Goal - Repeat the material in full. Keep every line exactly as it is.
══ Provided entries ══
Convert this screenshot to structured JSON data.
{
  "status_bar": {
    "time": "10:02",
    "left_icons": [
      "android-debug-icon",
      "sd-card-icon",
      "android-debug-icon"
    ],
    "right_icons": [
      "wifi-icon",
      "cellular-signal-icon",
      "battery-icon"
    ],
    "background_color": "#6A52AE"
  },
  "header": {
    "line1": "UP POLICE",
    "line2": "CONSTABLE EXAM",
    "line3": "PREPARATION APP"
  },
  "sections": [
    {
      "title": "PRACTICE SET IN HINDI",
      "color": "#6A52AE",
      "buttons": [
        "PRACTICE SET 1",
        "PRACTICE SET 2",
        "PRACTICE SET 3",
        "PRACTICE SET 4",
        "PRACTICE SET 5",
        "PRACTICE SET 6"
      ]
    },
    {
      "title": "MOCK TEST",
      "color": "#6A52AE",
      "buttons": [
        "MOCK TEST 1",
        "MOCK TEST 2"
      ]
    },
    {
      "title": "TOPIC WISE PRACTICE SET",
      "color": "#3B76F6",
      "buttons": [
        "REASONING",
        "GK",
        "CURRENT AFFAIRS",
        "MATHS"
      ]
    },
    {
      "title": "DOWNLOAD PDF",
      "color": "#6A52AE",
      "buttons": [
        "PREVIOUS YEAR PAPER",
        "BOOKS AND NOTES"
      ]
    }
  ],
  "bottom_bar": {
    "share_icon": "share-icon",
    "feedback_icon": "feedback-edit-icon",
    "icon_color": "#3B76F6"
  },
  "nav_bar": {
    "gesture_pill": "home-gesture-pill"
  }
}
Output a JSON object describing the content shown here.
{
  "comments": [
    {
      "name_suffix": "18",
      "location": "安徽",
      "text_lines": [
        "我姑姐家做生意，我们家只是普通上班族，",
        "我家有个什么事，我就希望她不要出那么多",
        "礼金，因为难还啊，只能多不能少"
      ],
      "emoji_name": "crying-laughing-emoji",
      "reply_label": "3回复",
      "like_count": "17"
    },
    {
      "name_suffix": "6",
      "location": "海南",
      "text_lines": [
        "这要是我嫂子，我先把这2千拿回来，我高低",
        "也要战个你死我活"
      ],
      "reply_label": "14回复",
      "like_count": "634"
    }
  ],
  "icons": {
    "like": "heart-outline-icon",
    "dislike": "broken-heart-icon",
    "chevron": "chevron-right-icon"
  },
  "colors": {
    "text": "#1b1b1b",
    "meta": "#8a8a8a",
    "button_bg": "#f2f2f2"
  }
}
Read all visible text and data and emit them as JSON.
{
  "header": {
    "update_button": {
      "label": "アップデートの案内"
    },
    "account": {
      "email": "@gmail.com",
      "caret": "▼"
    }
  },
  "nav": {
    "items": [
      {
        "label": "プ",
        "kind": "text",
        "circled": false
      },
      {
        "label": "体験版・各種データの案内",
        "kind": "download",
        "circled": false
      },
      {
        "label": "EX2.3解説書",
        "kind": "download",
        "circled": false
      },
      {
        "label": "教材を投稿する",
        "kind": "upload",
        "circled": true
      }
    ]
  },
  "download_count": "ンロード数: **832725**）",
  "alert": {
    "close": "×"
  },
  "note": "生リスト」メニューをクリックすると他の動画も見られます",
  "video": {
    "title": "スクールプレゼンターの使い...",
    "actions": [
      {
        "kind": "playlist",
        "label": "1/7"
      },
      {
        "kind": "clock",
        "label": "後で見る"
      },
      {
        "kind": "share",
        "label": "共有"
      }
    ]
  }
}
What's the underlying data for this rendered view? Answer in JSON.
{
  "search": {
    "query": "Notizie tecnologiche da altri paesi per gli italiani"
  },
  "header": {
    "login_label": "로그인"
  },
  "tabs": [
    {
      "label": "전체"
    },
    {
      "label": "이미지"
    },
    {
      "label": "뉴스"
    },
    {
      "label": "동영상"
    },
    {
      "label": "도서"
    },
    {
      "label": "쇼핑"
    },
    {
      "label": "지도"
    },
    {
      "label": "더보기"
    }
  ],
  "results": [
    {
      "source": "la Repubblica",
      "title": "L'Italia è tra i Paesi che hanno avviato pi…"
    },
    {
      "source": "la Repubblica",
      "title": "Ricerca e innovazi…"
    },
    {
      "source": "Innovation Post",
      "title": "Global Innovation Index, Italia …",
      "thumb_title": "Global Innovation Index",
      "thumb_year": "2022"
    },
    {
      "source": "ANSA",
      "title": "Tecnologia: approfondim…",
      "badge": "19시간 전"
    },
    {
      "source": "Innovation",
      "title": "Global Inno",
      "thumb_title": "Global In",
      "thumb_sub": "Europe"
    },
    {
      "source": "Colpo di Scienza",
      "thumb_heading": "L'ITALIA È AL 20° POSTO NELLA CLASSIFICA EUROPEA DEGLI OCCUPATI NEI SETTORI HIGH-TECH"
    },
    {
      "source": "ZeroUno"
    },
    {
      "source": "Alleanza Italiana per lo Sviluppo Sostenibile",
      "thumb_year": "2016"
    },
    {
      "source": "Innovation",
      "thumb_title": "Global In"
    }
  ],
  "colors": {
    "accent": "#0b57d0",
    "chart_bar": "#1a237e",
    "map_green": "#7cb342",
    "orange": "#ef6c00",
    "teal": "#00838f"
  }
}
═══
Exercise solution -
Convert this screenshot to structured JSON data.
{
  "status_bar": {
    "time": "10:02",
    "left_icons": [
      "android-debug-icon",
      "sd-card-icon",
      "android-debug-icon"
    ],
    "right_icons": [
      "wifi-icon",
      "cellular-signal-icon",
      "battery-icon"
    ],
    "background_color": "#6A52AE"
  },
  "header": {
    "line1": "UP POLICE",
    "line2": "CONSTABLE EXAM",
    "line3": "PREPARATION APP"
  },
  "sections": [
    {
      "title": "PRACTICE SET IN HINDI",
      "color": "#6A52AE",
      "buttons": [
        "PRACTICE SET 1",
        "PRACTICE SET 2",
        "PRACTICE SET 3",
        "PRACTICE SET 4",
        "PRACTICE SET 5",
        "PRACTICE SET 6"
      ]
    },
    {
      "title": "MOCK TEST",
      "color": "#6A52AE",
      "buttons": [
        "MOCK TEST 1",
        "MOCK TEST 2"
      ]
    },
    {
      "title": "TOPIC WISE PRACTICE SET",
      "color": "#3B76F6",
      "buttons": [
        "REASONING",
        "GK",
        "CURRENT AFFAIRS",
        "MATHS"
      ]
    },
    {
      "title": "DOWNLOAD PDF",
      "color": "#6A52AE",
      "buttons": [
        "PREVIOUS YEAR PAPER",
        "BOOKS AND NOTES"
      ]
    }
  ],
  "bottom_bar": {
    "share_icon": "share-icon",
    "feedback_icon": "feedback-edit-icon",
    "icon_color": "#3B76F6"
  },
  "nav_bar": {
    "gesture_pill": "home-gesture-pill"
  }
}
Output a JSON object describing the content shown here.
{
  "comments": [
    {
      "name_suffix": "18",
      "location": "安徽",
      "text_lines": [
        "我姑姐家做生意，我们家只是普通上班族，",
        "我家有个什么事，我就希望她不要出那么多",
        "礼金，因为难还啊，只能多不能少"
      ],
      "emoji_name": "crying-laughing-emoji",
      "reply_label": "3回复",
      "like_count": "17"
    },
    {
      "name_suffix": "6",
      "location": "海南",
      "text_lines": [
        "这要是我嫂子，我先把这2千拿回来，我高低",
        "也要战个你死我活"
      ],
      "reply_label": "14回复",
      "like_count": "634"
    }
  ],
  "icons": {
    "like": "heart-outline-icon",
    "dislike": "broken-heart-icon",
    "chevron": "chevron-right-icon"
  },
  "colors": {
    "text": "#1b1b1b",
    "meta": "#8a8a8a",
    "button_bg": "#f2f2f2"
  }
}
Read all visible text and data and emit them as JSON.
{
  "header": {
    "update_button": {
      "label": "アップデートの案内"
    },
    "account": {
      "email": "@gmail.com",
      "caret": "▼"
    }
  },
  "nav": {
    "items": [
      {
        "label": "プ",
        "kind": "text",
        "circled": false
      },
      {
        "label": "体験版・各種データの案内",
        "kind": "download",
        "circled": false
      },
      {
        "label": "EX2.3解説書",
        "kind": "download",
        "circled": false
      },
      {
        "label": "教材を投稿する",
        "kind": "upload",
        "circled": true
      }
    ]
  },
  "download_count": "ンロード数: **832725**）",
  "alert": {
    "close": "×"
  },
  "note": "生リスト」メニューをクリックすると他の動画も見られます",
  "video": {
    "title": "スクールプレゼンターの使い...",
    "actions": [
      {
        "kind": "playlist",
        "label": "1/7"
      },
      {
        "kind": "clock",
        "label": "後で見る"
      },
      {
        "kind": "share",
        "label": "共有"
      }
    ]
  }
}
What's the underlying data for this rendered view? Answer in JSON.
{
  "search": {
    "query": "Notizie tecnologiche da altri paesi per gli italiani"
  },
  "header": {
    "login_label": "로그인"
  },
  "tabs": [
    {
      "label": "전체"
    },
    {
      "label": "이미지"
    },
    {
      "label": "뉴스"
    },
    {
      "label": "동영상"
    },
    {
      "label": "도서"
    },
    {
      "label": "쇼핑"
    },
    {
      "label": "지도"
    },
    {
      "label": "더보기"
    }
  ],
  "results": [
    {
      "source": "la Repubblica",
      "title": "L'Italia è tra i Paesi che hanno avviato pi…"
    },
    {
      "source": "la Repubblica",
      "title": "Ricerca e innovazi…"
    },
    {
      "source": "Innovation Post",
      "title": "Global Innovation Index, Italia …",
      "thumb_title": "Global Innovation Index",
      "thumb_year": "2022"
    },
    {
      "source": "ANSA",
      "title": "Tecnologia: approfondim…",
      "badge": "19시간 전"
    },
    {
      "source": "Innovation",
      "title": "Global Inno",
      "thumb_title": "Global In",
      "thumb_sub": "Europe"
    },
    {
      "source": "Colpo di Scienza",
      "thumb_heading": "L'ITALIA È AL 20° POSTO NELLA CLASSIFICA EUROPEA DEGLI OCCUPATI NEI SETTORI HIGH-TECH"
    },
    {
      "source": "ZeroUno"
    },
    {
      "source": "Alleanza Italiana per lo Sviluppo Sostenibile",
      "thumb_year": "2016"
    },
    {
      "source": "Innovation",
      "thumb_title": "Global In"
    }
  ],
  "colors": {
    "accent": "#0b57d0",
    "chart_bar": "#1a237e",
    "map_green": "#7cb342",
    "orange": "#ef6c00",
    "teal": "#00838f"
  }
}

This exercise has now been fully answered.